(Lines of data)

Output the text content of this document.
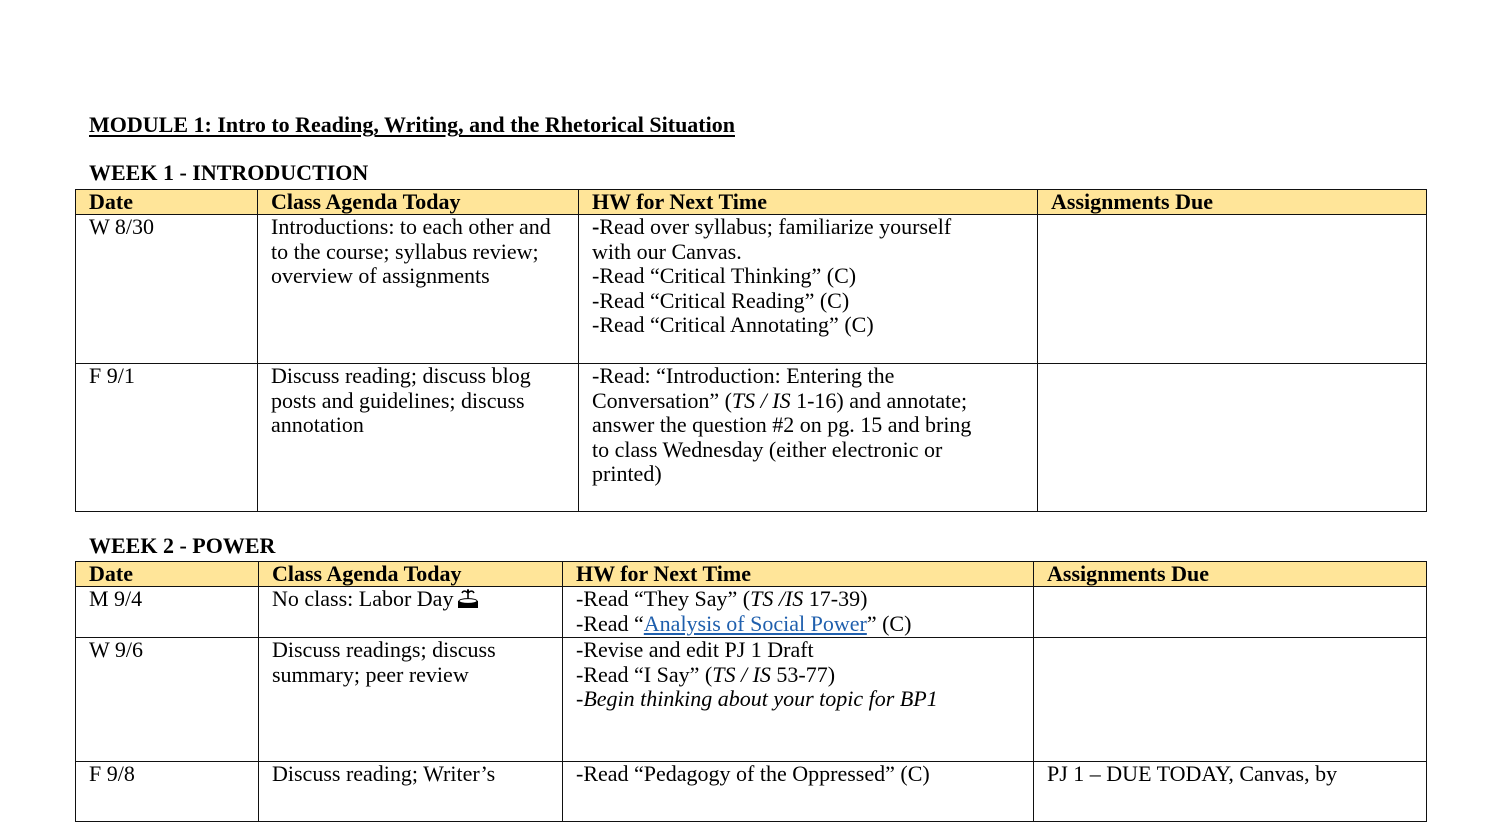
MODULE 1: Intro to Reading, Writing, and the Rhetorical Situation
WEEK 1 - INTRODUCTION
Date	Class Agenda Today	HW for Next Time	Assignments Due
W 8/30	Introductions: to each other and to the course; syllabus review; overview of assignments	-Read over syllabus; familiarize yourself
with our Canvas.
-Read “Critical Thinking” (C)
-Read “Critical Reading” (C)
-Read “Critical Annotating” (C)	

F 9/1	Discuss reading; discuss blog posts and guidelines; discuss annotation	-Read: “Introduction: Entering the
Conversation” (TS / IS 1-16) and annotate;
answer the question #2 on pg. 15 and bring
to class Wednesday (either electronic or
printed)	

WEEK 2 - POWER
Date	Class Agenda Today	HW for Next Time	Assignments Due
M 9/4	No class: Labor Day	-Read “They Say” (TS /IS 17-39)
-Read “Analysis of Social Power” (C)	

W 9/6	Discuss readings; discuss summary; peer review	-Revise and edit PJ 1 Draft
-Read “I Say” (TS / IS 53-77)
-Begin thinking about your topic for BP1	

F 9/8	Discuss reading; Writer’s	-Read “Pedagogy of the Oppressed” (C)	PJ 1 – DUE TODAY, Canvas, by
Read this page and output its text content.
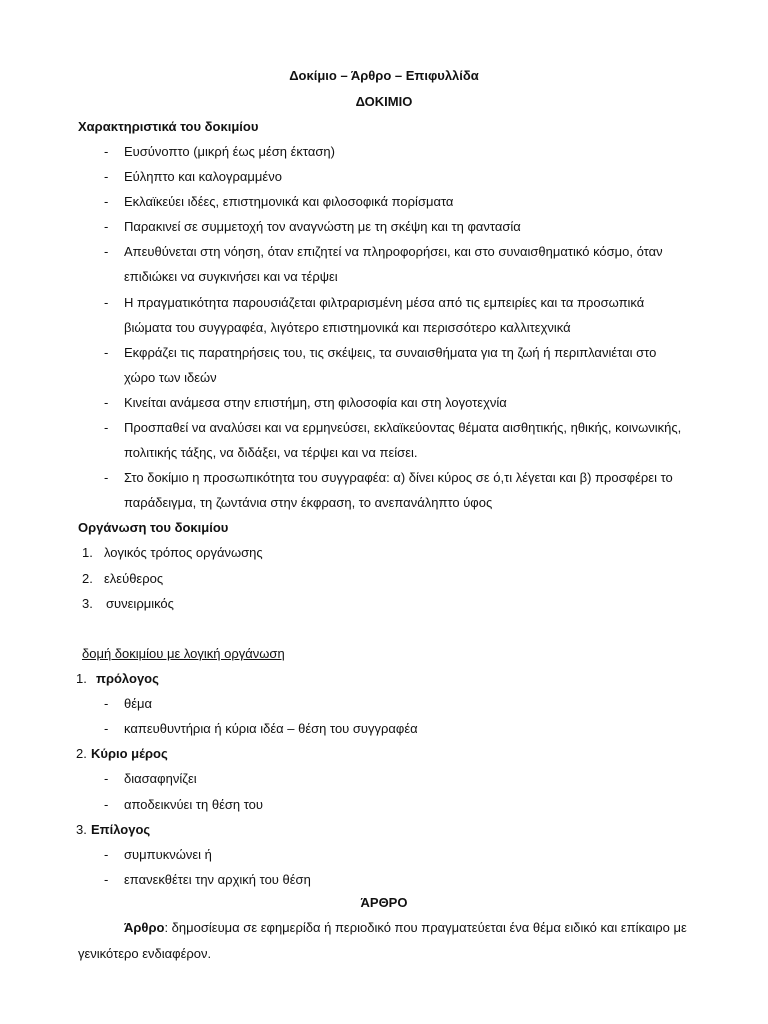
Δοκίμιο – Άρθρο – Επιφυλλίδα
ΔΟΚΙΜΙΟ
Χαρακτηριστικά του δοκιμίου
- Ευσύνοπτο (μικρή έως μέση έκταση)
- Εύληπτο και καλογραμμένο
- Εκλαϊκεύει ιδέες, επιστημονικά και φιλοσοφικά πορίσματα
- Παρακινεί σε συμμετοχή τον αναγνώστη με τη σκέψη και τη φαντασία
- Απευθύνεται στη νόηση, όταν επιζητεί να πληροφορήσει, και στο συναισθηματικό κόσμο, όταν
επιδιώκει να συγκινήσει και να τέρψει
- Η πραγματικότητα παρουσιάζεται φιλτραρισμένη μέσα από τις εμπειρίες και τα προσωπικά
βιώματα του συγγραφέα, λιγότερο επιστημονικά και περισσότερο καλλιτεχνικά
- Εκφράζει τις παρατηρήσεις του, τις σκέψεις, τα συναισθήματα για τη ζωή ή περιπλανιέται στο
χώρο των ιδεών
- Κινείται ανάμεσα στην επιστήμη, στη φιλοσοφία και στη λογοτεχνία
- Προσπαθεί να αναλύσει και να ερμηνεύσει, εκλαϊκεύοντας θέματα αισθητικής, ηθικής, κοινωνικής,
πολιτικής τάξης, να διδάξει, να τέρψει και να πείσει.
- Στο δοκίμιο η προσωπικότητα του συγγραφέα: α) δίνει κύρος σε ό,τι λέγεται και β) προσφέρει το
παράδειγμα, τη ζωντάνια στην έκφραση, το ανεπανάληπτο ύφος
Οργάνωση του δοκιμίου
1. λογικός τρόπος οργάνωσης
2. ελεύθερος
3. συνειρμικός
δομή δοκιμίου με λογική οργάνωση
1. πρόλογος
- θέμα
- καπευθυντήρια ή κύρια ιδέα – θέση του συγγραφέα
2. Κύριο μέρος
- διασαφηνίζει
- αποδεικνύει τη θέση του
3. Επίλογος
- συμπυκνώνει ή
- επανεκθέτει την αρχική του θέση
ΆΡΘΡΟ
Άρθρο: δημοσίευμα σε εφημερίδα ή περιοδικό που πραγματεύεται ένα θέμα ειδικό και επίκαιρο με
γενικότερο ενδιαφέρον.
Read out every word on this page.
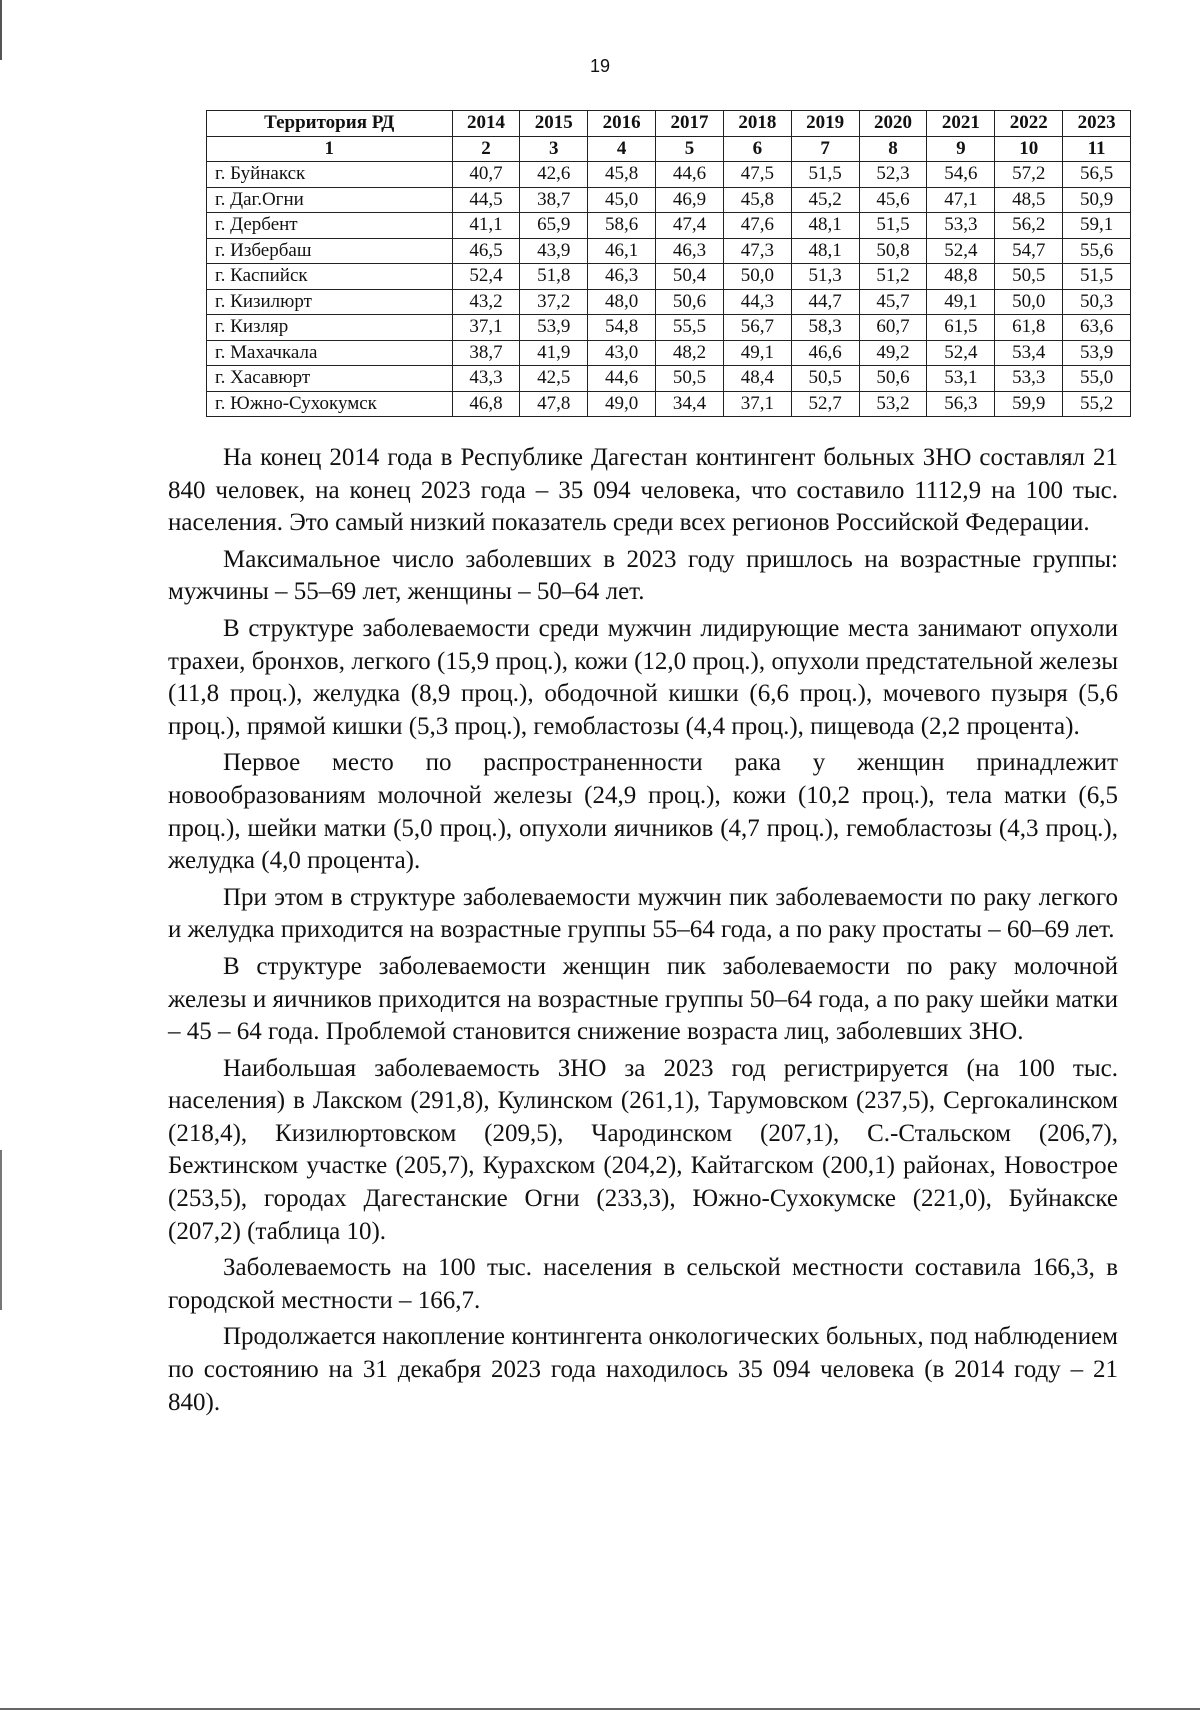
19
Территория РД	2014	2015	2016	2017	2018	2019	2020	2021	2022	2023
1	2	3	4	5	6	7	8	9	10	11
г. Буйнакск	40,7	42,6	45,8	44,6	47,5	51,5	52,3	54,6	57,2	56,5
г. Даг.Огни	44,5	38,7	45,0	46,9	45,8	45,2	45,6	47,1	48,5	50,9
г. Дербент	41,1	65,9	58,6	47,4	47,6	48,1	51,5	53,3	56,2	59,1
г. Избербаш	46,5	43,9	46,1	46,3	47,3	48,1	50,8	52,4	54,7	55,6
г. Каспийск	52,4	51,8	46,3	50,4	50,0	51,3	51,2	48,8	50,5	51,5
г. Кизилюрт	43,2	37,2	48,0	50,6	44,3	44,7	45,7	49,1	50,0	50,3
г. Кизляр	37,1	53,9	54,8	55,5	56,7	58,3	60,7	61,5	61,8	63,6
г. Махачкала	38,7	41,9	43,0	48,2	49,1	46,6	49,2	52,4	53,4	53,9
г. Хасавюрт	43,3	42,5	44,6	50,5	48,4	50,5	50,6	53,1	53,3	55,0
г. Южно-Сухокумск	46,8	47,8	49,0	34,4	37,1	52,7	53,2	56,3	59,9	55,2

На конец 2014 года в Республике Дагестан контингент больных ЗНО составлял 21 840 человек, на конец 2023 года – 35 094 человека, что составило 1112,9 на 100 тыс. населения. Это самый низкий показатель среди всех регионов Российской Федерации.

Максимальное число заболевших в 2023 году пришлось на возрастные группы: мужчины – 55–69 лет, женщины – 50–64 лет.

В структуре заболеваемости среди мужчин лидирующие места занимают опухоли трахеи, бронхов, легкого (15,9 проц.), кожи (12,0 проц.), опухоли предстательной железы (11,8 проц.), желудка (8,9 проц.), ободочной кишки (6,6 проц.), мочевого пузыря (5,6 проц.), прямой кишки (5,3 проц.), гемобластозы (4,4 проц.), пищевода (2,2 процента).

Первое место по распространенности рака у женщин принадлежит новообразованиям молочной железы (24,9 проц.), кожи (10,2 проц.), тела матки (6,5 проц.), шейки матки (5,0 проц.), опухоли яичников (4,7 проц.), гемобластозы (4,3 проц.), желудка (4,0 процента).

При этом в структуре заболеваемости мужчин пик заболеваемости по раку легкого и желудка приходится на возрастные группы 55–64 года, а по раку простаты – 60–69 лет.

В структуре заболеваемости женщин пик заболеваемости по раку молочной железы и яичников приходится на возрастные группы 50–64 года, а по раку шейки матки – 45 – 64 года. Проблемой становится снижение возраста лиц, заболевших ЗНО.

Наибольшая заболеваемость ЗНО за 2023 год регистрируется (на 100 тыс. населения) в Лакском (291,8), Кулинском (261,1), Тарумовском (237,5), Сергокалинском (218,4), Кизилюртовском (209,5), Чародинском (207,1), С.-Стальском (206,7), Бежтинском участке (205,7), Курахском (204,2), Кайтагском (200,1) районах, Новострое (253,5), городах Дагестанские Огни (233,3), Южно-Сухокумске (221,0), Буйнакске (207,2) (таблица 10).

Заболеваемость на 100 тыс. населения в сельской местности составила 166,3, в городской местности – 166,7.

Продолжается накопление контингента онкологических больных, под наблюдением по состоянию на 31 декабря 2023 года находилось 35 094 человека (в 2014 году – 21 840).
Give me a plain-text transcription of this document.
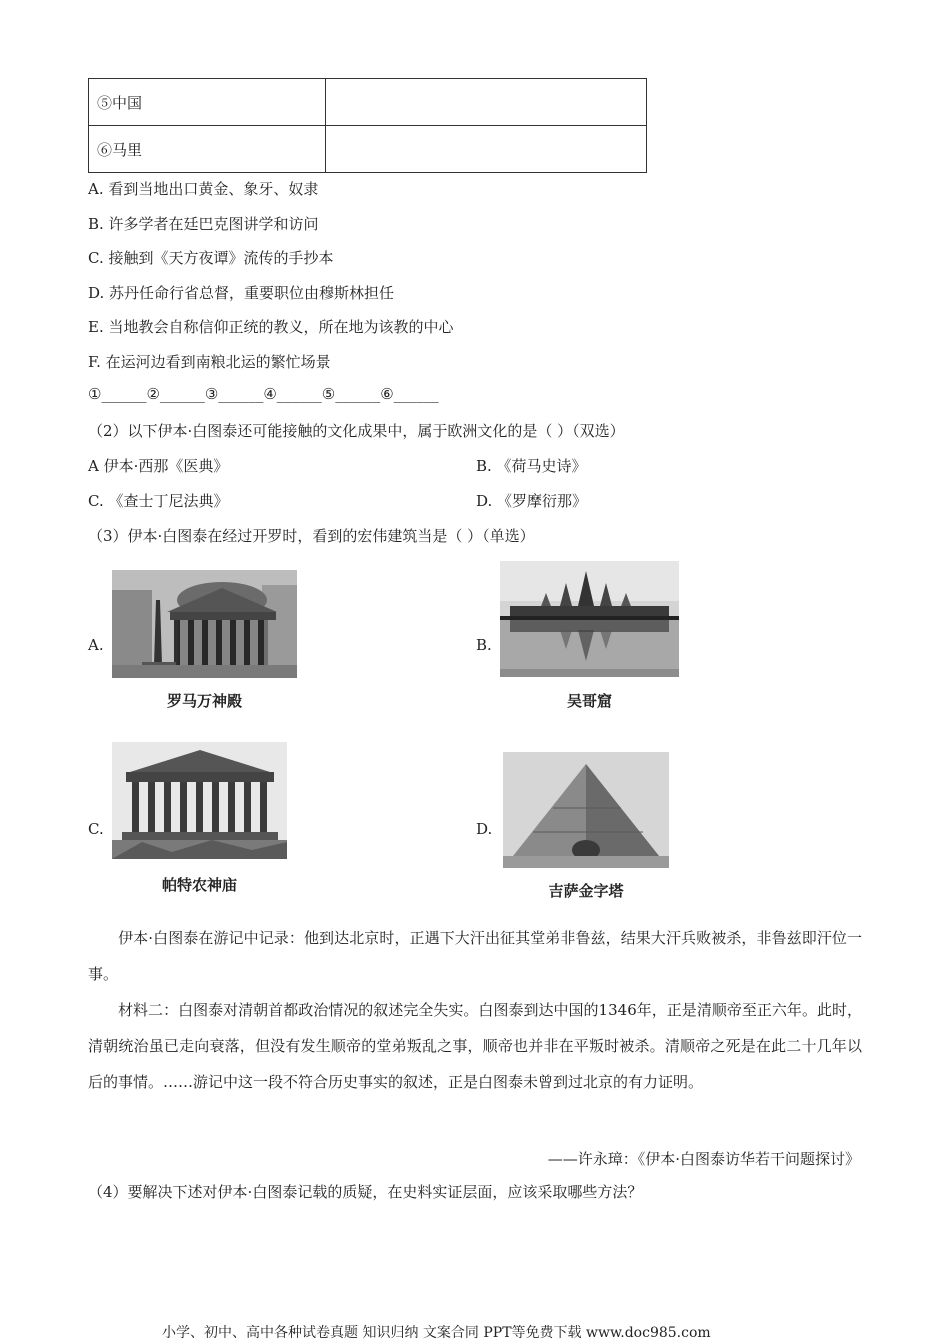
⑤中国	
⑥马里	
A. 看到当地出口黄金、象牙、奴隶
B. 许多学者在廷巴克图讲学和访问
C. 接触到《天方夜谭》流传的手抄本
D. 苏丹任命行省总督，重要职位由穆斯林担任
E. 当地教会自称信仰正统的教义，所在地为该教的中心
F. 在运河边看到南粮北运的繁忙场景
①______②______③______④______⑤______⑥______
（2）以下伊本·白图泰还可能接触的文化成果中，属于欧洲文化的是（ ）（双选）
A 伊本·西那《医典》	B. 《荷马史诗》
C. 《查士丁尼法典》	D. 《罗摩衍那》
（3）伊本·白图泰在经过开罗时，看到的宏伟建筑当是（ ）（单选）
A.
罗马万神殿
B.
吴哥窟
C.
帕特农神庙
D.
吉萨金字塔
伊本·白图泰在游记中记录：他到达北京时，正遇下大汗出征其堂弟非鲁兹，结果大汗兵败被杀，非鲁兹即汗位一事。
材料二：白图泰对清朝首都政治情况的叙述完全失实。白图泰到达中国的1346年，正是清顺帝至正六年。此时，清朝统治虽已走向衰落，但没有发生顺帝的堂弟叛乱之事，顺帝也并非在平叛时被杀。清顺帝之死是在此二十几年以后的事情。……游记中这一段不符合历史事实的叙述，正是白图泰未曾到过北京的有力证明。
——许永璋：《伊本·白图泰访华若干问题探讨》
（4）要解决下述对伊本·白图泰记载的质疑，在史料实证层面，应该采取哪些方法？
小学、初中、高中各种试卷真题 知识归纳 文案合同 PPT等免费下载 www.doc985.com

### Direction
Reproduce exactly the lines from the one with "Give me a plain-text" to the bottom of the listing, both ends included, and nothing else. Skip the pictures.

### Result for this exercise
Give me a plain-text transcription of this document.
⑤中国	
⑥马里	
A. 看到当地出口黄金、象牙、奴隶
B. 许多学者在廷巴克图讲学和访问
C. 接触到《天方夜谭》流传的手抄本
D. 苏丹任命行省总督，重要职位由穆斯林担任
E. 当地教会自称信仰正统的教义，所在地为该教的中心
F. 在运河边看到南粮北运的繁忙场景
①______②______③______④______⑤______⑥______
（2）以下伊本·白图泰还可能接触的文化成果中，属于欧洲文化的是（ ）（双选）
A 伊本·西那《医典》	B. 《荷马史诗》
C. 《查士丁尼法典》	D. 《罗摩衍那》
（3）伊本·白图泰在经过开罗时，看到的宏伟建筑当是（ ）（单选）
A.
罗马万神殿
B.
吴哥窟
C.
帕特农神庙
D.
吉萨金字塔
伊本·白图泰在游记中记录：他到达北京时，正遇下大汗出征其堂弟非鲁兹，结果大汗兵败被杀，非鲁兹即汗位一事。
材料二：白图泰对清朝首都政治情况的叙述完全失实。白图泰到达中国的1346年，正是清顺帝至正六年。此时，清朝统治虽已走向衰落，但没有发生顺帝的堂弟叛乱之事，顺帝也并非在平叛时被杀。清顺帝之死是在此二十几年以后的事情。……游记中这一段不符合历史事实的叙述，正是白图泰未曾到过北京的有力证明。
——许永璋：《伊本·白图泰访华若干问题探讨》
（4）要解决下述对伊本·白图泰记载的质疑，在史料实证层面，应该采取哪些方法？
小学、初中、高中各种试卷真题 知识归纳 文案合同 PPT等免费下载 www.doc985.com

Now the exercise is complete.